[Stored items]

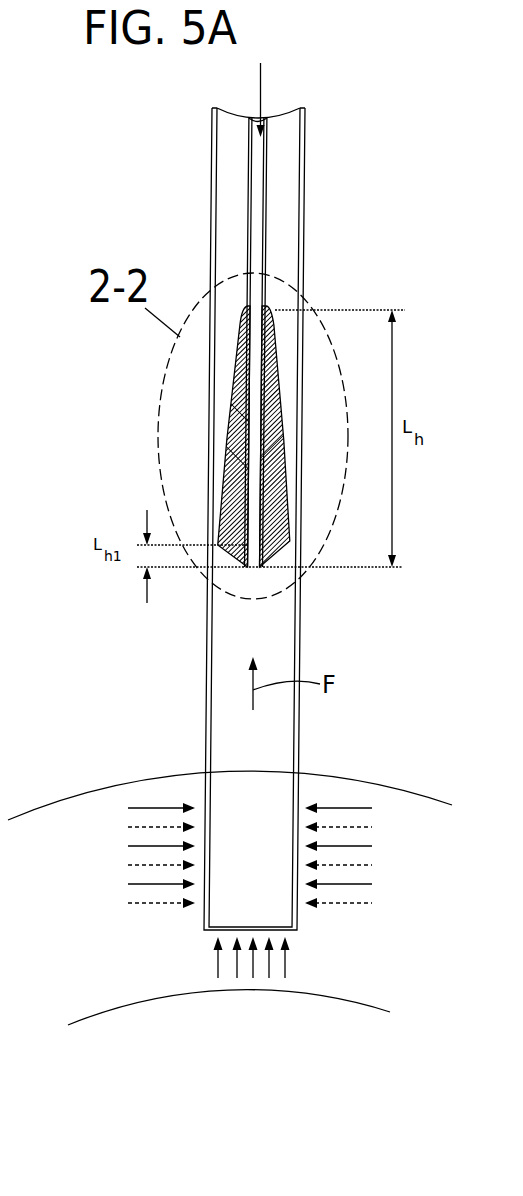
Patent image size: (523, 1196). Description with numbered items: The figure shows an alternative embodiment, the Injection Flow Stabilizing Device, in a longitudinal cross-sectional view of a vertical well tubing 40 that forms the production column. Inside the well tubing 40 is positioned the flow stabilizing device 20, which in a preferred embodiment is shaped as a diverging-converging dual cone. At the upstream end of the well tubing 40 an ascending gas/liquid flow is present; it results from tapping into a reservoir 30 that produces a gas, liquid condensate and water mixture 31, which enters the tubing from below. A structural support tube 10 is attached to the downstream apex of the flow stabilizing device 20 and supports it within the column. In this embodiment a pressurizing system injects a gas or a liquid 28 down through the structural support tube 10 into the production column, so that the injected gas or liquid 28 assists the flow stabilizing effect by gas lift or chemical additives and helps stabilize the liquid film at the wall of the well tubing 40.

The structural support tube 10 is at (268, 160).
The flow stabilizing device 20 is at (218, 409).
The injected gas or liquid 28 is at (262, 88).
The reservoir 30 is at (84, 912).
The gas, liquid condensate and water mixture 31 is at (367, 863).
The well tubing 40 is at (305, 214).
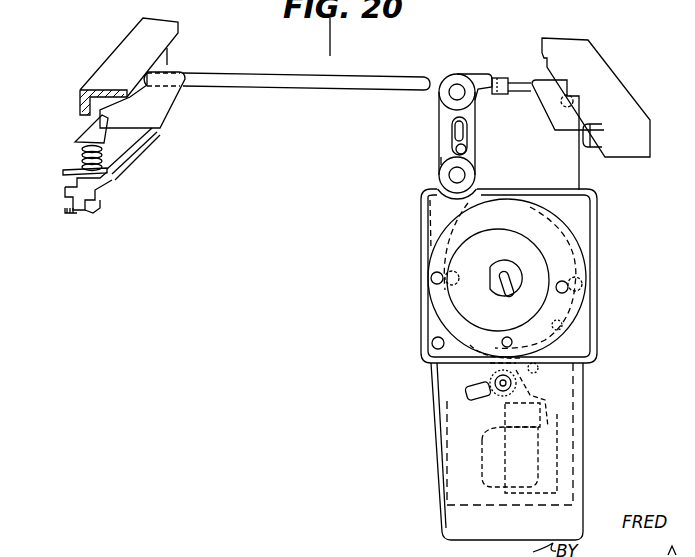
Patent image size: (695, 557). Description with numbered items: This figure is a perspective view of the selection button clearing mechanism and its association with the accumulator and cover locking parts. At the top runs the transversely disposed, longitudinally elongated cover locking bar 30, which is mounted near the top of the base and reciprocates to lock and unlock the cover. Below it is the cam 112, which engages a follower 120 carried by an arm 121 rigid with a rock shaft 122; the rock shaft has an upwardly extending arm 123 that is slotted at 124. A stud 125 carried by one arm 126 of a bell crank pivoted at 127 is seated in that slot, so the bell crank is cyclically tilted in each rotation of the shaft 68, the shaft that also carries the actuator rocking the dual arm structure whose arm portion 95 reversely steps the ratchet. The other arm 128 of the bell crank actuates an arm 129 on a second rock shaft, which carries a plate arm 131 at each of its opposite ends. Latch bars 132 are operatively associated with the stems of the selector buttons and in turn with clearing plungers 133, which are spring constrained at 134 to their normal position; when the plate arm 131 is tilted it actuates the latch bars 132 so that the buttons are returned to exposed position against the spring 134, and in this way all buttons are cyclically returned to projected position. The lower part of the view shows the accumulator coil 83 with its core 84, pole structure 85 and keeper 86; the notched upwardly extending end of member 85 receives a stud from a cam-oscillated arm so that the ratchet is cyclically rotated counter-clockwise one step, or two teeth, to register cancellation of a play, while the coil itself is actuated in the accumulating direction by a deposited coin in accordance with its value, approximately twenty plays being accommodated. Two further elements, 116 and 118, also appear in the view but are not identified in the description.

The cover locking bar 30 is at (362, 80).
The shaft 68 is at (515, 282).
The coil 83 is at (487, 458).
The core 84 is at (483, 438).
The pole structure 85 is at (552, 465).
The keeper 86 is at (550, 405).
The dual arm structure arm portion 95 is at (565, 347).
The cam 112 is at (534, 257).
The mounting screw 116 is at (431, 345).
The mounting rail 118 is at (524, 0).
The follower 120 is at (431, 281).
The arm 121 is at (418, 232).
The rock shaft 122 is at (450, 176).
The upwardly extending arm 123 is at (450, 154).
The slot 124 is at (452, 128).
The stud 125 is at (466, 149).
The bell crank arm 126 is at (448, 114).
The bell crank pivot 127 is at (456, 84).
The other bell crank arm 128 is at (478, 72).
The arm 129 is at (492, 90).
The plate arm 131 is at (156, 114).
The latch bars 132 is at (77, 213).
The clearing plungers 133 is at (92, 203).
The spring 134 is at (103, 165).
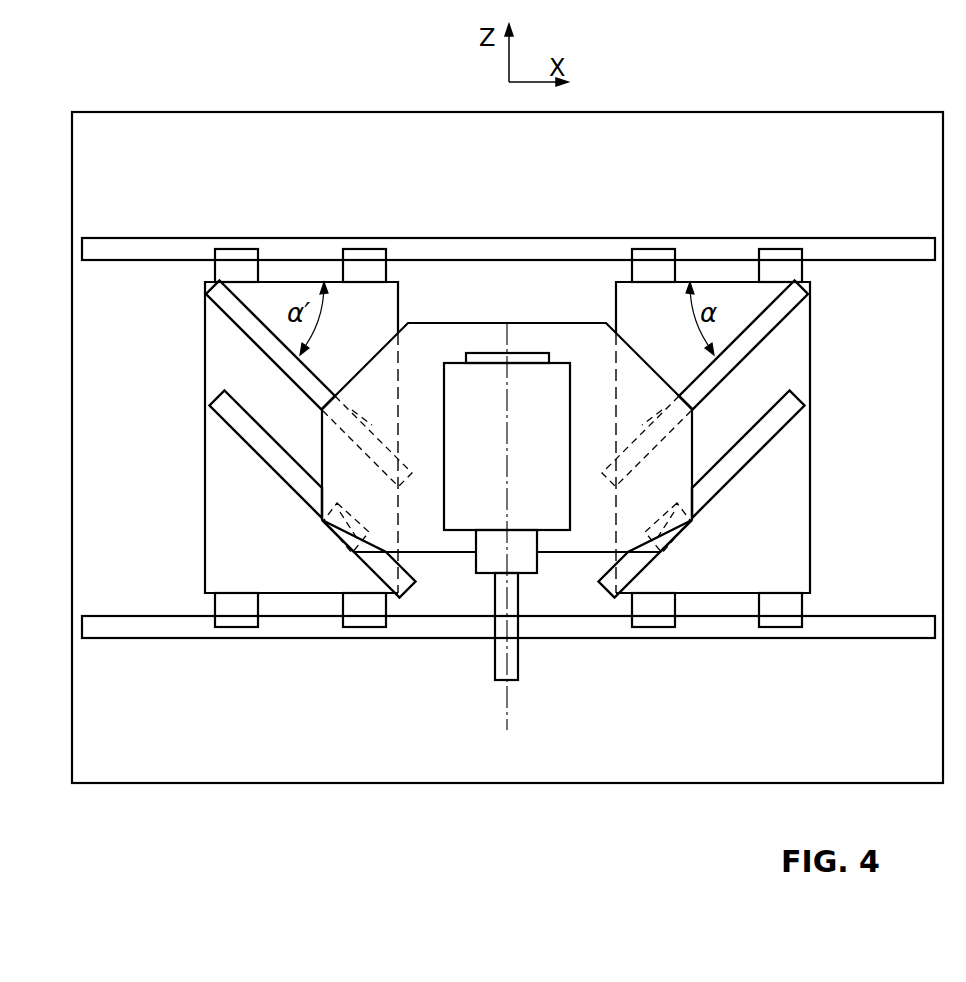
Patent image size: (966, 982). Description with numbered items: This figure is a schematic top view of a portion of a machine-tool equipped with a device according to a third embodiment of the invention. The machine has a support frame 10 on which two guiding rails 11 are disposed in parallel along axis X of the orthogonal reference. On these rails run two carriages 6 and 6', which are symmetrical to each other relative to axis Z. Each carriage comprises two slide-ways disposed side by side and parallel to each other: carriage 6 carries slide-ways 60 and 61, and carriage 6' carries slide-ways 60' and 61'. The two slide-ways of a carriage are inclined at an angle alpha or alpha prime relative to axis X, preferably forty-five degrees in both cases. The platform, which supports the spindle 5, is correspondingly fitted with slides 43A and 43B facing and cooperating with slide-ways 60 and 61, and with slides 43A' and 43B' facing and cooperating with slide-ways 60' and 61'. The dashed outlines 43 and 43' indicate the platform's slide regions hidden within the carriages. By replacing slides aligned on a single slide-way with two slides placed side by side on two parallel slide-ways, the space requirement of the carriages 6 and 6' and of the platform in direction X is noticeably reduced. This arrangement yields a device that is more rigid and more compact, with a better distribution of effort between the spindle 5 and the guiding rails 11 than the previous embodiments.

The support frame 10 is at (737, 742).
The guiding rails 11 is at (872, 248).
The spindle 5 is at (481, 469).
The carriage 6 is at (746, 438).
The carriage 6' is at (257, 438).
The slide-way 61 is at (743, 295).
The slide-way 61' is at (230, 295).
The slide 43B is at (782, 362).
The slide 43B' is at (217, 363).
The slide 43A is at (780, 472).
The slide 43A' is at (209, 495).
The beam path (right) 43 is at (647, 474).
The beam path (left) 43' is at (367, 474).
The slide-way 60 is at (657, 559).
The slide-way 60' is at (354, 559).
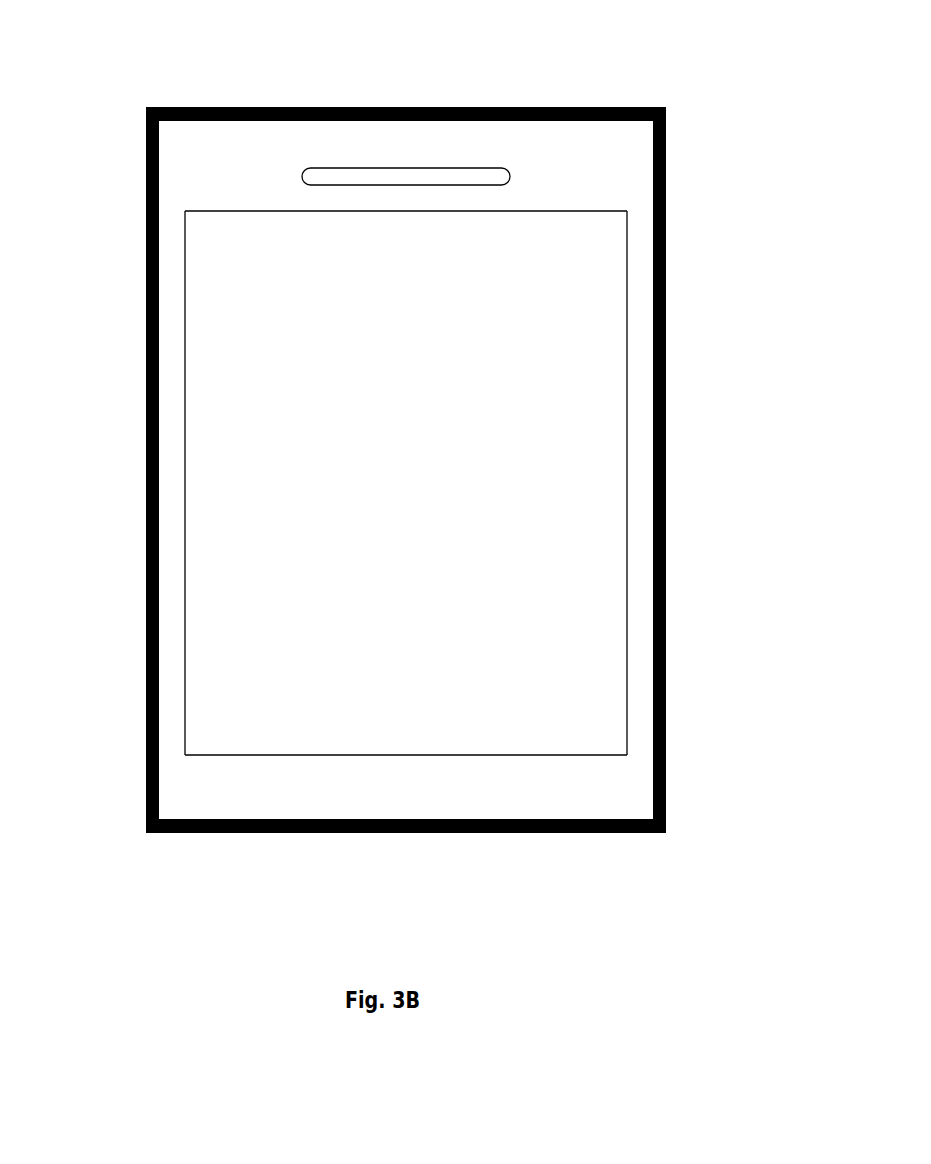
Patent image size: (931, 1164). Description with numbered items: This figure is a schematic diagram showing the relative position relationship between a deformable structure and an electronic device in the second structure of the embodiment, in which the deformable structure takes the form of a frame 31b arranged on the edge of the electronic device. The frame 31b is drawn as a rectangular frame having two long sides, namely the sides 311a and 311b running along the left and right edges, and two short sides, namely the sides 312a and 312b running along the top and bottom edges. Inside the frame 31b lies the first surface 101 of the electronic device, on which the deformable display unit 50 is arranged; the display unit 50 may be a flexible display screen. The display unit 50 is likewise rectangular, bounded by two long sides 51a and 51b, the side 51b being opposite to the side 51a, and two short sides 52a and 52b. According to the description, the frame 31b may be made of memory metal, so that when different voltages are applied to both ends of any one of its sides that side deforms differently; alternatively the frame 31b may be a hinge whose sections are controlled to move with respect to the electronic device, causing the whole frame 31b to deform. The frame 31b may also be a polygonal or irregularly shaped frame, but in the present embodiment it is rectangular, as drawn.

The first surface 101 is at (412, 470).
The display unit 50 is at (405, 477).
The long side of display unit 51a is at (185, 483).
The long side of display unit 51b is at (627, 483).
The short side of display unit 52a is at (533, 211).
The short side of display unit 52b is at (406, 755).
The long side of frame 311a is at (147, 665).
The long side of frame 311b is at (665, 675).
The short side of frame 312a is at (295, 107).
The short side of frame 312b is at (289, 833).
The frame 31b is at (665, 832).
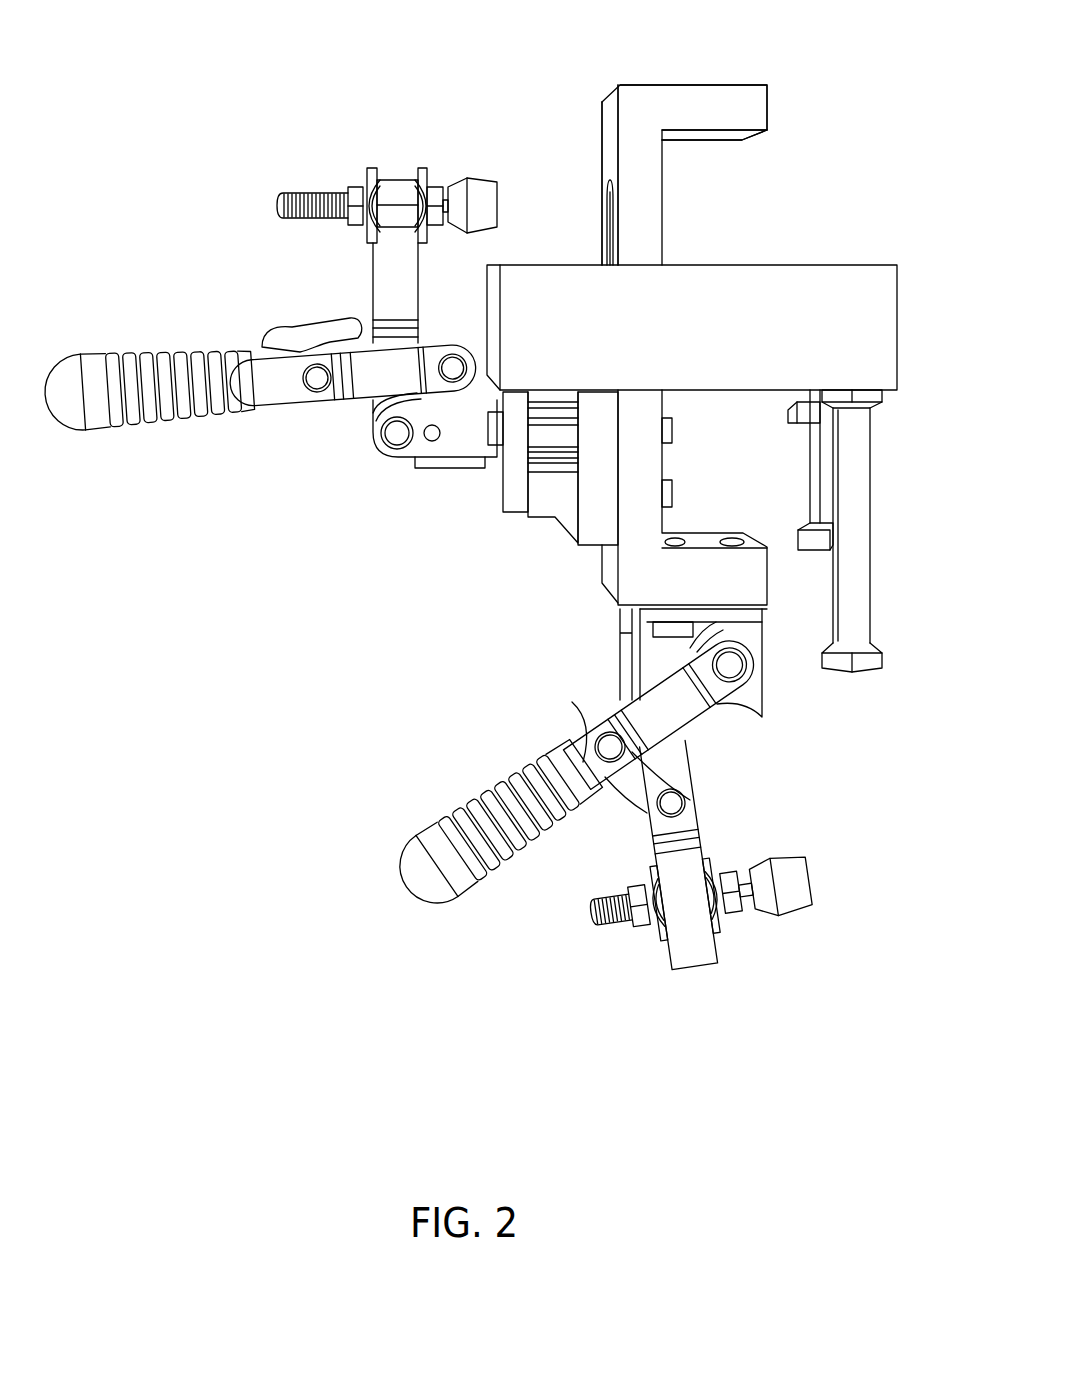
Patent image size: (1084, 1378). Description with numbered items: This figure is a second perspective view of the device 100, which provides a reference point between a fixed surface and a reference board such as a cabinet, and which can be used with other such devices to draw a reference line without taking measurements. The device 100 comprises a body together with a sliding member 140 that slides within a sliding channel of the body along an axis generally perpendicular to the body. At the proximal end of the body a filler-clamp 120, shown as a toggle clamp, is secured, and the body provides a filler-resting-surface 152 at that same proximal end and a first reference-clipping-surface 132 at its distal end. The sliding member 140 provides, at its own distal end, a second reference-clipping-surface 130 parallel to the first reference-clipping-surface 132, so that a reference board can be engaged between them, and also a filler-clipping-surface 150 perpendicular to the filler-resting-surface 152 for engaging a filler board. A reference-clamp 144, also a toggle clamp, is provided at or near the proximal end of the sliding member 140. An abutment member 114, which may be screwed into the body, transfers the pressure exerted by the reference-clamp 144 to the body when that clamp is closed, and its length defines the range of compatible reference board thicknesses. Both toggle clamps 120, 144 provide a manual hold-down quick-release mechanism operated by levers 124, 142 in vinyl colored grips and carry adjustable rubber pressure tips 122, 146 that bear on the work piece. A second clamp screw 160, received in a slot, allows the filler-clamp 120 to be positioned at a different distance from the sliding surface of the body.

- _WHAT YOU SHOULD DO_
Copy the records word for word, starting at their beginning and going on through the line with "The structural support tube 10 is". Leave the pictures out of your copy.

- _EXERCISE ANSWER_
Patent image size: (523, 1196). Description with numbered items: The figure shows an alternative embodiment, the Injection Flow Stabilizing Device, in a longitudinal cross-sectional view of a vertical well tubing 40 that forms the production column. Inside the well tubing 40 is positioned the flow stabilizing device 20, which in a preferred embodiment is shaped as a diverging-converging dual cone. At the upstream end of the well tubing 40 an ascending gas/liquid flow is present; it results from tapping into a reservoir 30 that produces a gas, liquid condensate and water mixture 31, which enters the tubing from below. A structural support tube 10 is attached to the downstream apex of the flow stabilizing device 20 and supports it within the column. In this embodiment a pressurizing system injects a gas or a liquid 28 down through the structural support tube 10 into the production column, so that the injected gas or liquid 28 assists the flow stabilizing effect by gas lift or chemical additives and helps stabilize the liquid film at the wall of the well tubing 40.

The structural support tube 10 is at (268, 160).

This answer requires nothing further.